» Directions
Reproduce each of the entries below verbatim, line for line, without altering any character.

» Information shown
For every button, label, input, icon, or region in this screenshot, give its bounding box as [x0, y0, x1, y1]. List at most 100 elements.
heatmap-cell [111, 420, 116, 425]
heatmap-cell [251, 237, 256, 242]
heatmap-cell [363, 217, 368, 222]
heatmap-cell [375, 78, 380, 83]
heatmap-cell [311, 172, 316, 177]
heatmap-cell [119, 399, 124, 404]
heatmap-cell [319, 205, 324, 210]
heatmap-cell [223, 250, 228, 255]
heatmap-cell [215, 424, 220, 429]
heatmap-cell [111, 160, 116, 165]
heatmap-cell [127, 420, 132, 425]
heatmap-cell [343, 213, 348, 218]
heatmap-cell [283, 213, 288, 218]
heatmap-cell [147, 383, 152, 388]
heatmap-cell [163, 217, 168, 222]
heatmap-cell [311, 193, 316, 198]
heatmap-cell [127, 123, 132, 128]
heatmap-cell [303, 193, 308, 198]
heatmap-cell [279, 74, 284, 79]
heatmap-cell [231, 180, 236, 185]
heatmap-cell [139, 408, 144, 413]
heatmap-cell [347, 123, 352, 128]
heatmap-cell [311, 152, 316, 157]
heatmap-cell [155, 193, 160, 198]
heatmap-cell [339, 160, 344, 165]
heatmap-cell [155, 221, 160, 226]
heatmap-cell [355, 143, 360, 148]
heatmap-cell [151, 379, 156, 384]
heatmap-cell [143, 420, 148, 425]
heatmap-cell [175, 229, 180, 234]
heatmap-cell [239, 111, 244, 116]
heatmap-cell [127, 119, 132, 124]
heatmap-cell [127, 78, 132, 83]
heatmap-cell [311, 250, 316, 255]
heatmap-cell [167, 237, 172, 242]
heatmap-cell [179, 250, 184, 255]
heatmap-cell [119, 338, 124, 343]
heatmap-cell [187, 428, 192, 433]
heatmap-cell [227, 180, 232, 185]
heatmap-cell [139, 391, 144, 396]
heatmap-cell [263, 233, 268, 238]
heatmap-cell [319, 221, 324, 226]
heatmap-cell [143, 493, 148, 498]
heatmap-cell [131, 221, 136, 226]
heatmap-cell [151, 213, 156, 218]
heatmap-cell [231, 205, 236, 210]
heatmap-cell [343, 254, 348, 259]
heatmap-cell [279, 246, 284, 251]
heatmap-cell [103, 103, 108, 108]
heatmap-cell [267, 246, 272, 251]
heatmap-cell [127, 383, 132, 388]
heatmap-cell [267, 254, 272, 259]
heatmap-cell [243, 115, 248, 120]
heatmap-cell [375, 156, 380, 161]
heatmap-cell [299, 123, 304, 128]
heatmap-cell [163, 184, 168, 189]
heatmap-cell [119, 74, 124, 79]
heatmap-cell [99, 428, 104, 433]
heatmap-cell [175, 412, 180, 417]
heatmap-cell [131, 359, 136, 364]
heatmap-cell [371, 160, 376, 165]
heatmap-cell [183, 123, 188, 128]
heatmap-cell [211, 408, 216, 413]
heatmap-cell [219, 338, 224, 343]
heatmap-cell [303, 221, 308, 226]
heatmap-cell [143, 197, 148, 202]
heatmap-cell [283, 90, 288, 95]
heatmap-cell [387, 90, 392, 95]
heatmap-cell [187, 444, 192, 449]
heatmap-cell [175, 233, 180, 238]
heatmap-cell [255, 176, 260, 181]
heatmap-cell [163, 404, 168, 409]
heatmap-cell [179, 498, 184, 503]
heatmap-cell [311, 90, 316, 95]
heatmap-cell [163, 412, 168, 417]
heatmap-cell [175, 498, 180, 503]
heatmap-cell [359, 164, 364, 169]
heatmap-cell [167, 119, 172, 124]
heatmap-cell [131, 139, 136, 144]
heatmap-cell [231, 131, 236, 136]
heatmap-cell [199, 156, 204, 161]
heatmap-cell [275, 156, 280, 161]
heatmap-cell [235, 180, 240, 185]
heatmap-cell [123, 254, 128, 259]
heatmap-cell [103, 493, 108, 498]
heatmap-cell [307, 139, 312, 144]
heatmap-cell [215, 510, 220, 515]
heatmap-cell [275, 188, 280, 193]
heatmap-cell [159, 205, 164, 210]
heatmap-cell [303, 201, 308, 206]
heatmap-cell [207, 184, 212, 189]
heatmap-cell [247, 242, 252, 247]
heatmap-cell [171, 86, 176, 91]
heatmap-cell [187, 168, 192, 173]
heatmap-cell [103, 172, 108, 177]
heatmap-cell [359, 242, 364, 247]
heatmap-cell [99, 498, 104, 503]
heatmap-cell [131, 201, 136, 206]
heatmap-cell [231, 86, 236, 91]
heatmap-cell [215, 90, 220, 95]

» Result
For every button, label, input, icon, or region in this screenshot, give its bounding box as [x0, y0, x1, y1]. List at most 100 elements.
heatmap-cell [111, 420, 116, 425]
heatmap-cell [251, 237, 256, 242]
heatmap-cell [363, 217, 368, 222]
heatmap-cell [375, 78, 380, 83]
heatmap-cell [311, 172, 316, 177]
heatmap-cell [119, 399, 124, 404]
heatmap-cell [319, 205, 324, 210]
heatmap-cell [223, 250, 228, 255]
heatmap-cell [215, 424, 220, 429]
heatmap-cell [111, 160, 116, 165]
heatmap-cell [127, 420, 132, 425]
heatmap-cell [343, 213, 348, 218]
heatmap-cell [283, 213, 288, 218]
heatmap-cell [147, 383, 152, 388]
heatmap-cell [163, 217, 168, 222]
heatmap-cell [311, 193, 316, 198]
heatmap-cell [127, 123, 132, 128]
heatmap-cell [303, 193, 308, 198]
heatmap-cell [279, 74, 284, 79]
heatmap-cell [231, 180, 236, 185]
heatmap-cell [139, 408, 144, 413]
heatmap-cell [347, 123, 352, 128]
heatmap-cell [311, 152, 316, 157]
heatmap-cell [155, 193, 160, 198]
heatmap-cell [339, 160, 344, 165]
heatmap-cell [155, 221, 160, 226]
heatmap-cell [355, 143, 360, 148]
heatmap-cell [151, 379, 156, 384]
heatmap-cell [143, 420, 148, 425]
heatmap-cell [175, 229, 180, 234]
heatmap-cell [239, 111, 244, 116]
heatmap-cell [127, 119, 132, 124]
heatmap-cell [127, 78, 132, 83]
heatmap-cell [311, 250, 316, 255]
heatmap-cell [167, 237, 172, 242]
heatmap-cell [179, 250, 184, 255]
heatmap-cell [119, 338, 124, 343]
heatmap-cell [187, 428, 192, 433]
heatmap-cell [227, 180, 232, 185]
heatmap-cell [139, 391, 144, 396]
heatmap-cell [263, 233, 268, 238]
heatmap-cell [319, 221, 324, 226]
heatmap-cell [143, 493, 148, 498]
heatmap-cell [131, 221, 136, 226]
heatmap-cell [151, 213, 156, 218]
heatmap-cell [231, 205, 236, 210]
heatmap-cell [343, 254, 348, 259]
heatmap-cell [279, 246, 284, 251]
heatmap-cell [103, 103, 108, 108]
heatmap-cell [267, 246, 272, 251]
heatmap-cell [127, 383, 132, 388]
heatmap-cell [267, 254, 272, 259]
heatmap-cell [243, 115, 248, 120]
heatmap-cell [375, 156, 380, 161]
heatmap-cell [299, 123, 304, 128]
heatmap-cell [163, 184, 168, 189]
heatmap-cell [119, 74, 124, 79]
heatmap-cell [99, 428, 104, 433]
heatmap-cell [175, 412, 180, 417]
heatmap-cell [131, 359, 136, 364]
heatmap-cell [371, 160, 376, 165]
heatmap-cell [183, 123, 188, 128]
heatmap-cell [211, 408, 216, 413]
heatmap-cell [219, 338, 224, 343]
heatmap-cell [303, 221, 308, 226]
heatmap-cell [143, 197, 148, 202]
heatmap-cell [283, 90, 288, 95]
heatmap-cell [387, 90, 392, 95]
heatmap-cell [187, 444, 192, 449]
heatmap-cell [175, 233, 180, 238]
heatmap-cell [255, 176, 260, 181]
heatmap-cell [163, 404, 168, 409]
heatmap-cell [179, 498, 184, 503]
heatmap-cell [311, 90, 316, 95]
heatmap-cell [163, 412, 168, 417]
heatmap-cell [175, 498, 180, 503]
heatmap-cell [359, 164, 364, 169]
heatmap-cell [167, 119, 172, 124]
heatmap-cell [131, 139, 136, 144]
heatmap-cell [231, 131, 236, 136]
heatmap-cell [199, 156, 204, 161]
heatmap-cell [275, 156, 280, 161]
heatmap-cell [235, 180, 240, 185]
heatmap-cell [123, 254, 128, 259]
heatmap-cell [103, 493, 108, 498]
heatmap-cell [307, 139, 312, 144]
heatmap-cell [215, 510, 220, 515]
heatmap-cell [275, 188, 280, 193]
heatmap-cell [159, 205, 164, 210]
heatmap-cell [303, 201, 308, 206]
heatmap-cell [207, 184, 212, 189]
heatmap-cell [247, 242, 252, 247]
heatmap-cell [171, 86, 176, 91]
heatmap-cell [187, 168, 192, 173]
heatmap-cell [103, 172, 108, 177]
heatmap-cell [359, 242, 364, 247]
heatmap-cell [99, 498, 104, 503]
heatmap-cell [131, 201, 136, 206]
heatmap-cell [231, 86, 236, 91]
heatmap-cell [215, 90, 220, 95]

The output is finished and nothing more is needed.